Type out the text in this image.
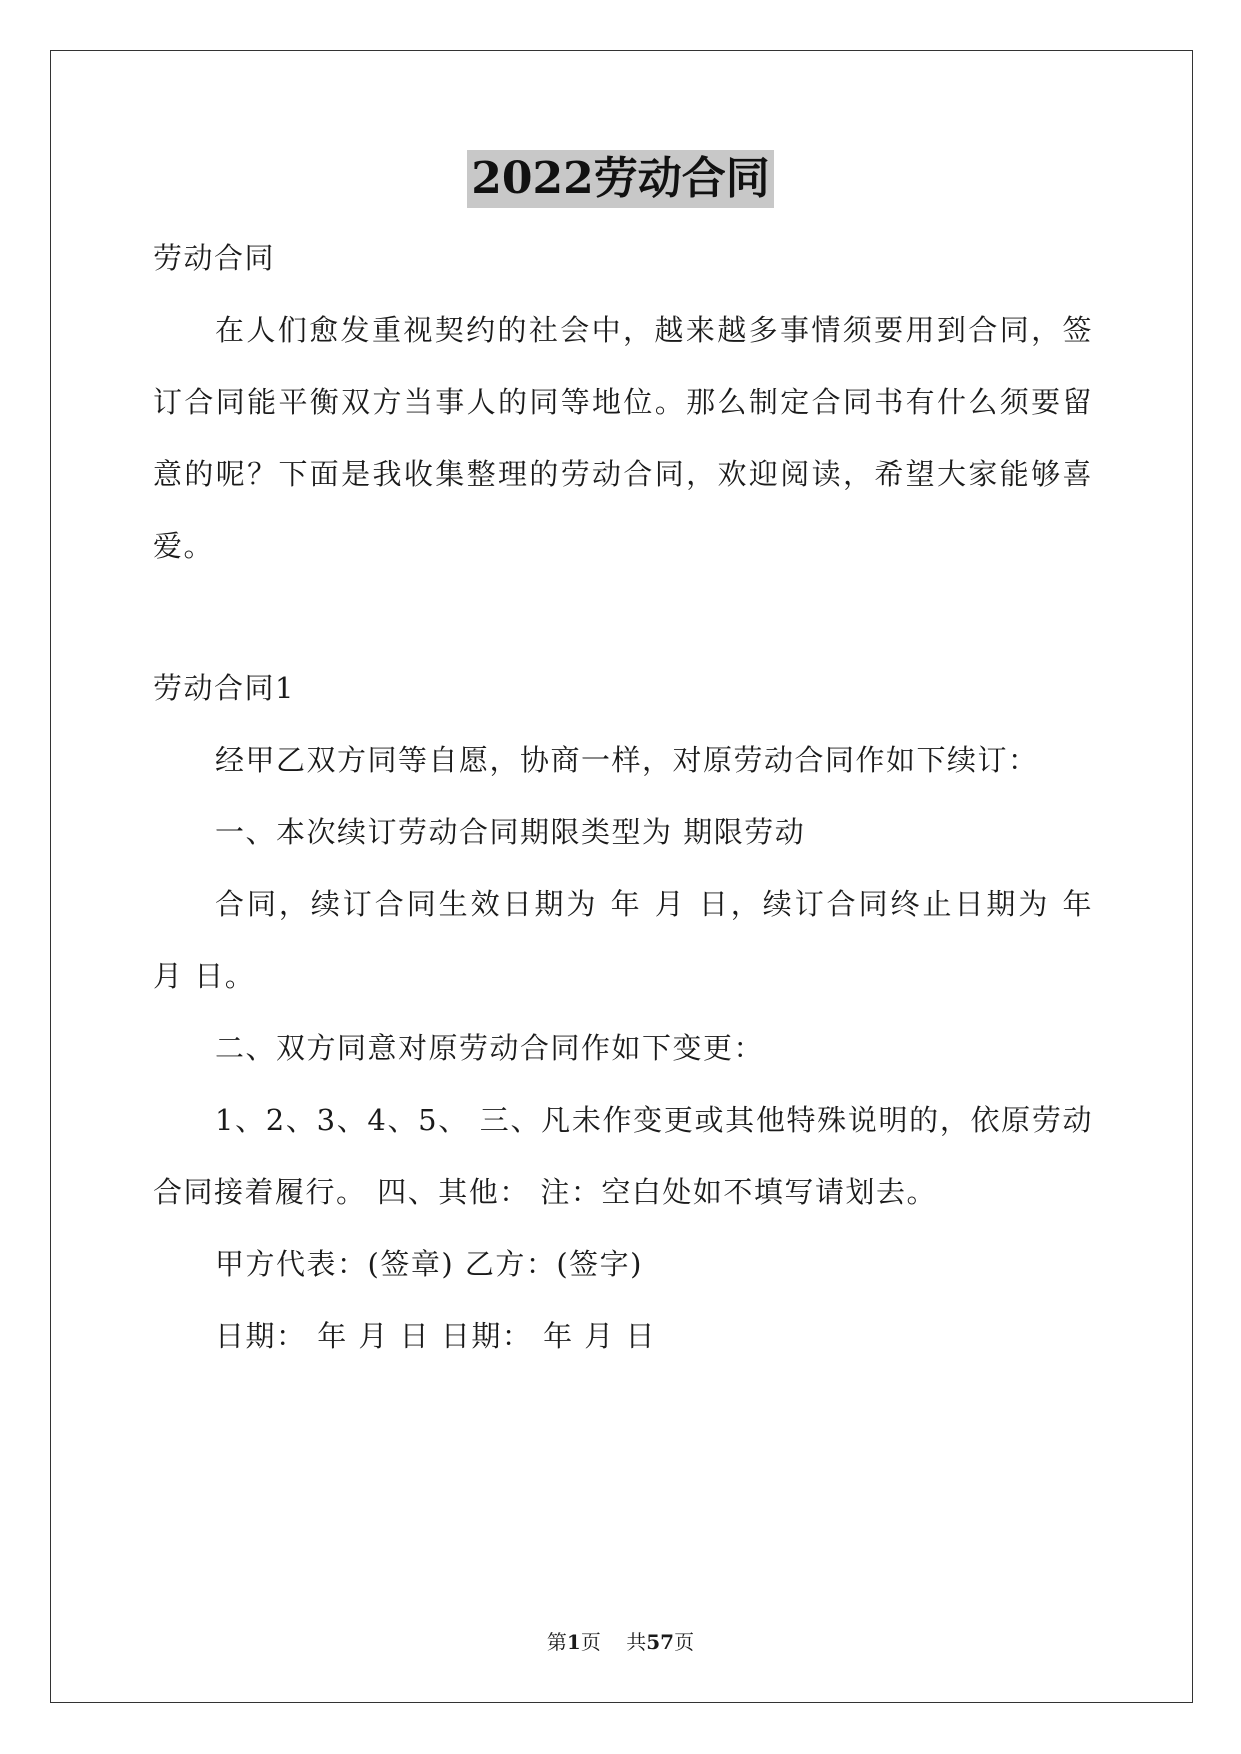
2022劳动合同
劳动合同
在人们愈发重视契约的社会中，越来越多事情须要用到合同，签
订合同能平衡双方当事人的同等地位。那么制定合同书有什么须要留
意的呢？下面是我收集整理的劳动合同，欢迎阅读，希望大家能够喜
爱。
劳动合同1
经甲乙双方同等自愿，协商一样，对原劳动合同作如下续订：
一、本次续订劳动合同期限类型为 期限劳动
合同，续订合同生效日期为 年 月 日，续订合同终止日期为 年
月 日。
二、双方同意对原劳动合同作如下变更：
1、2、3、4、5、 三、凡未作变更或其他特殊说明的，依原劳动
合同接着履行。 四、其他： 注：空白处如不填写请划去。
甲方代表：(签章) 乙方：(签字)
日期： 年 月 日 日期： 年 月 日
第1页 共57页
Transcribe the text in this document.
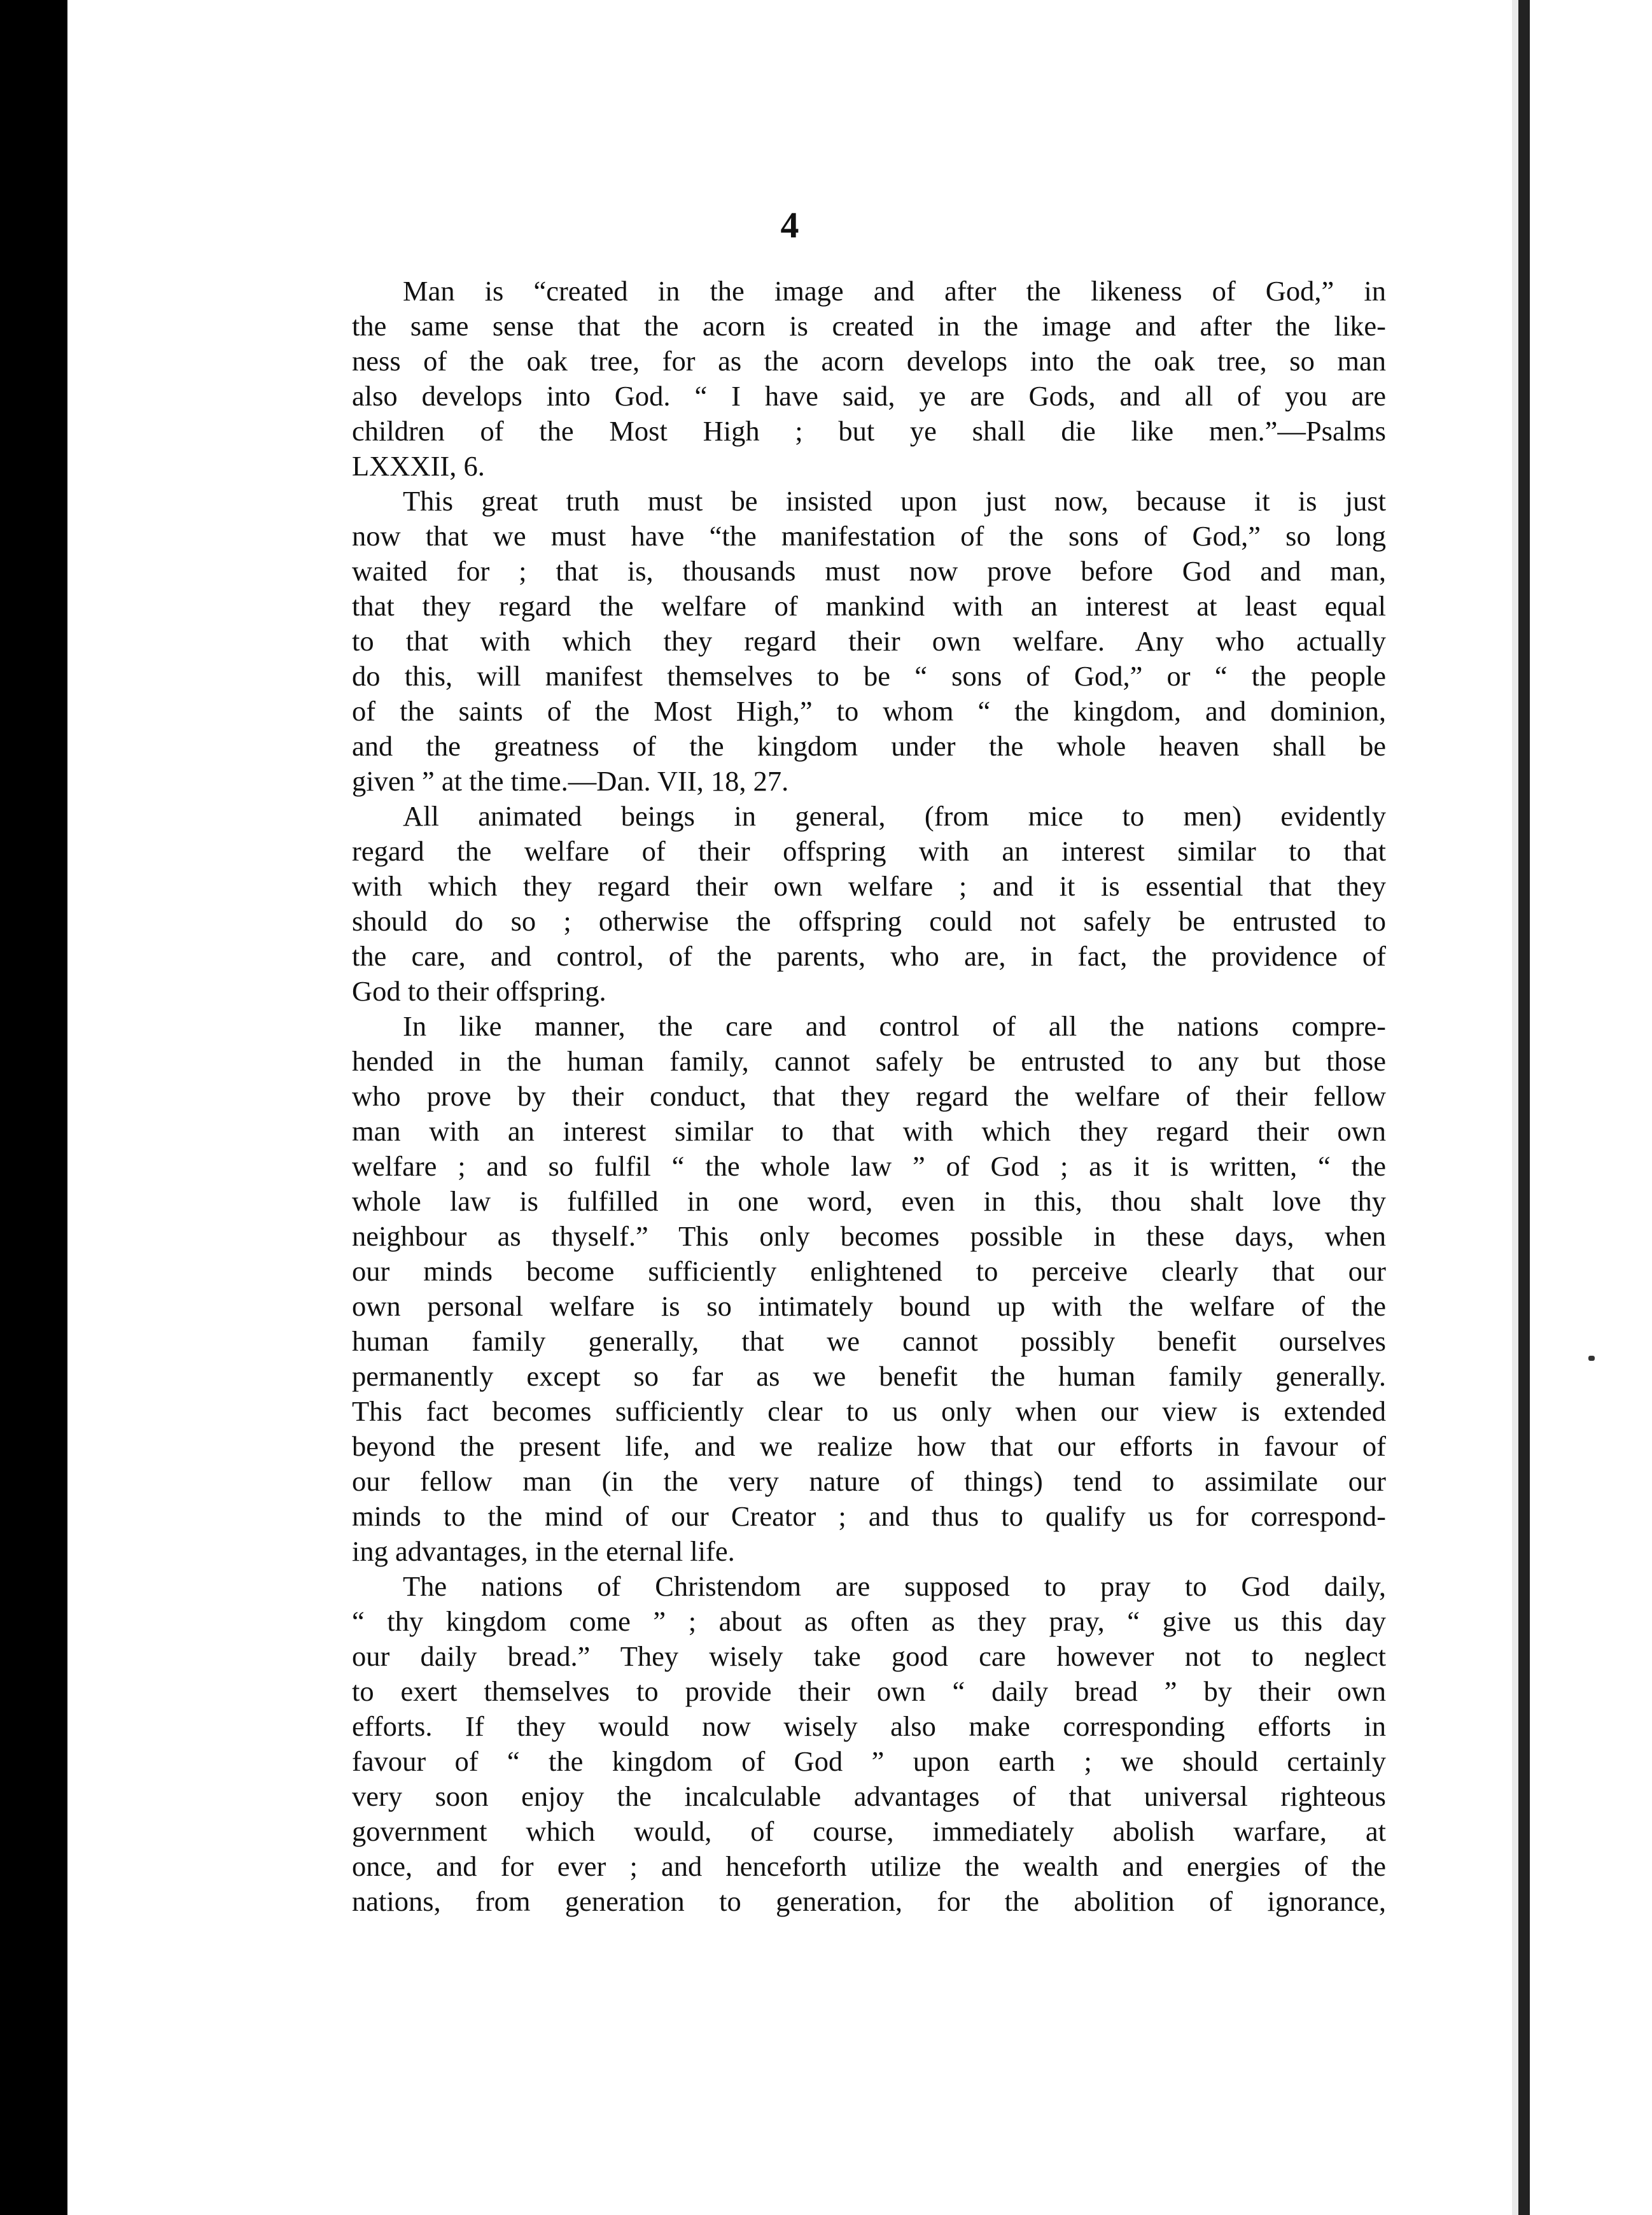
4
Man is “created in the image and after the likeness of God,” in
the same sense that the acorn is created in the image and after the like-
ness of the oak tree, for as the acorn develops into the oak tree, so man
also develops into God. “ I have said, ye are Gods, and all of you are
children of the Most High ; but ye shall die like men.”—Psalms
LXXXII, 6.
This great truth must be insisted upon just now, because it is just
now that we must have “the manifestation of the sons of God,” so long
waited for ; that is, thousands must now prove before God and man,
that they regard the welfare of mankind with an interest at least equal
to that with which they regard their own welfare. Any who actually
do this, will manifest themselves to be “ sons of God,” or “ the people
of the saints of the Most High,” to whom “ the kingdom, and dominion,
and the greatness of the kingdom under the whole heaven shall be
given ” at the time.—Dan. VII, 18, 27.
All animated beings in general, (from mice to men) evidently
regard the welfare of their offspring with an interest similar to that
with which they regard their own welfare ; and it is essential that they
should do so ; otherwise the offspring could not safely be entrusted to
the care, and control, of the parents, who are, in fact, the providence of
God to their offspring.
In like manner, the care and control of all the nations compre-
hended in the human family, cannot safely be entrusted to any but those
who prove by their conduct, that they regard the welfare of their fellow
man with an interest similar to that with which they regard their own
welfare ; and so fulfil “ the whole law ” of God ; as it is written, “ the
whole law is fulfilled in one word, even in this, thou shalt love thy
neighbour as thyself.” This only becomes possible in these days, when
our minds become sufficiently enlightened to perceive clearly that our
own personal welfare is so intimately bound up with the welfare of the
human family generally, that we cannot possibly benefit ourselves
permanently except so far as we benefit the human family generally.
This fact becomes sufficiently clear to us only when our view is extended
beyond the present life, and we realize how that our efforts in favour of
our fellow man (in the very nature of things) tend to assimilate our
minds to the mind of our Creator ; and thus to qualify us for correspond-
ing advantages, in the eternal life.
The nations of Christendom are supposed to pray to God daily,
“ thy kingdom come ” ; about as often as they pray, “ give us this day
our daily bread.” They wisely take good care however not to neglect
to exert themselves to provide their own “ daily bread ” by their own
efforts. If they would now wisely also make corresponding efforts in
favour of “ the kingdom of God ” upon earth ; we should certainly
very soon enjoy the incalculable advantages of that universal righteous
government which would, of course, immediately abolish warfare, at
once, and for ever ; and henceforth utilize the wealth and energies of the
nations, from generation to generation, for the abolition of ignorance,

┄┄┄┄┄┄┄┄┄┄

Without the pictures, retype the whole of the material above exactly.

Type out the text in this image.
2022劳动合同
劳动合同
在人们愈发重视契约的社会中，越来越多事情须要用到合同，签
订合同能平衡双方当事人的同等地位。那么制定合同书有什么须要留
意的呢？下面是我收集整理的劳动合同，欢迎阅读，希望大家能够喜
爱。
劳动合同1
经甲乙双方同等自愿，协商一样，对原劳动合同作如下续订：
一、本次续订劳动合同期限类型为 期限劳动
合同，续订合同生效日期为 年 月 日，续订合同终止日期为 年
月 日。
二、双方同意对原劳动合同作如下变更：
1、2、3、4、5、 三、凡未作变更或其他特殊说明的，依原劳动
合同接着履行。 四、其他： 注：空白处如不填写请划去。
甲方代表：(签章) 乙方：(签字)
日期： 年 月 日 日期： 年 月 日
第1页 共57页
Transcribe the text in this document.
4
Man is “created in the image and after the likeness of God,” in
the same sense that the acorn is created in the image and after the like-
ness of the oak tree, for as the acorn develops into the oak tree, so man
also develops into God. “ I have said, ye are Gods, and all of you are
children of the Most High ; but ye shall die like men.”—Psalms
LXXXII, 6.
This great truth must be insisted upon just now, because it is just
now that we must have “the manifestation of the sons of God,” so long
waited for ; that is, thousands must now prove before God and man,
that they regard the welfare of mankind with an interest at least equal
to that with which they regard their own welfare. Any who actually
do this, will manifest themselves to be “ sons of God,” or “ the people
of the saints of the Most High,” to whom “ the kingdom, and dominion,
and the greatness of the kingdom under the whole heaven shall be
given ” at the time.—Dan. VII, 18, 27.
All animated beings in general, (from mice to men) evidently
regard the welfare of their offspring with an interest similar to that
with which they regard their own welfare ; and it is essential that they
should do so ; otherwise the offspring could not safely be entrusted to
the care, and control, of the parents, who are, in fact, the providence of
God to their offspring.
In like manner, the care and control of all the nations compre-
hended in the human family, cannot safely be entrusted to any but those
who prove by their conduct, that they regard the welfare of their fellow
man with an interest similar to that with which they regard their own
welfare ; and so fulfil “ the whole law ” of God ; as it is written, “ the
whole law is fulfilled in one word, even in this, thou shalt love thy
neighbour as thyself.” This only becomes possible in these days, when
our minds become sufficiently enlightened to perceive clearly that our
own personal welfare is so intimately bound up with the welfare of the
human family generally, that we cannot possibly benefit ourselves
permanently except so far as we benefit the human family generally.
This fact becomes sufficiently clear to us only when our view is extended
beyond the present life, and we realize how that our efforts in favour of
our fellow man (in the very nature of things) tend to assimilate our
minds to the mind of our Creator ; and thus to qualify us for correspond-
ing advantages, in the eternal life.
The nations of Christendom are supposed to pray to God daily,
“ thy kingdom come ” ; about as often as they pray, “ give us this day
our daily bread.” They wisely take good care however not to neglect
to exert themselves to provide their own “ daily bread ” by their own
efforts. If they would now wisely also make corresponding efforts in
favour of “ the kingdom of God ” upon earth ; we should certainly
very soon enjoy the incalculable advantages of that universal righteous
government which would, of course, immediately abolish warfare, at
once, and for ever ; and henceforth utilize the wealth and energies of the
nations, from generation to generation, for the abolition of ignorance,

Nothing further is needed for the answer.